## Listed entries:

__________

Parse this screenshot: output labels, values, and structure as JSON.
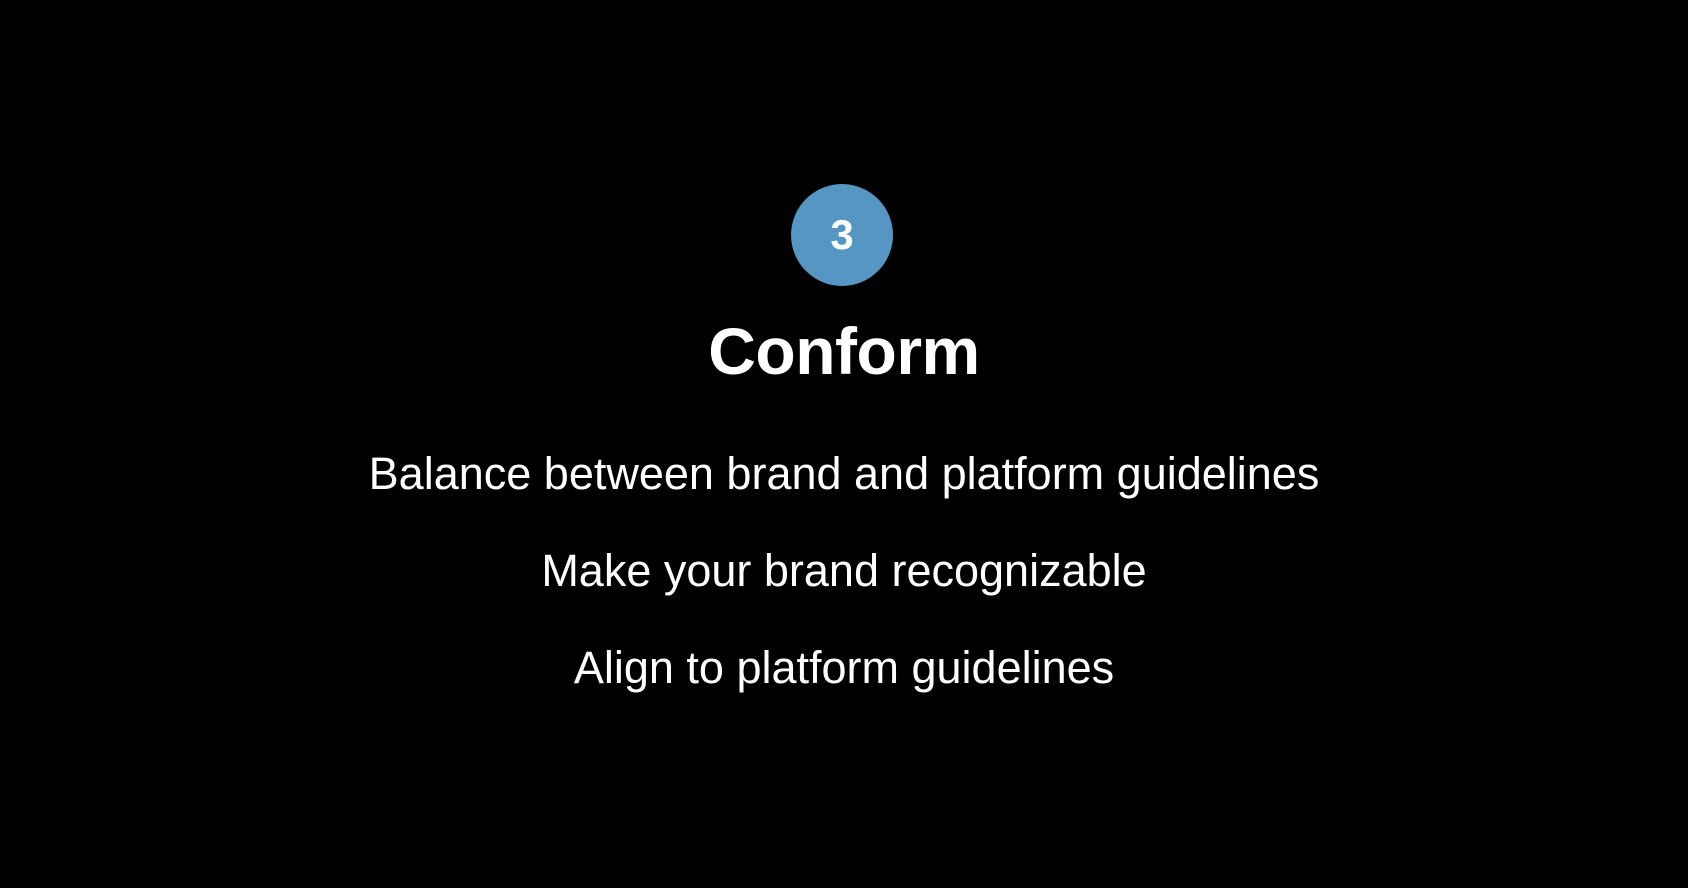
{
  "slide": {
    "step_number": "3",
    "title": "Conform",
    "points": [
      "Balance between brand and platform guidelines",
      "Make your brand recognizable",
      "Align to platform guidelines"
    ]
  },
  "colors": {
    "background": "#000000",
    "badge": "#5596c3",
    "text": "#ffffff"
  }
}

__________

## Instruction:
Retype each record exactly as it stands, but do not include the pictures.

## Output:
Parse this screenshot: output labels, values, and structure as JSON.
{
  "slide": {
    "step_number": "3",
    "title": "Conform",
    "points": [
      "Balance between brand and platform guidelines",
      "Make your brand recognizable",
      "Align to platform guidelines"
    ]
  },
  "colors": {
    "background": "#000000",
    "badge": "#5596c3",
    "text": "#ffffff"
  }
}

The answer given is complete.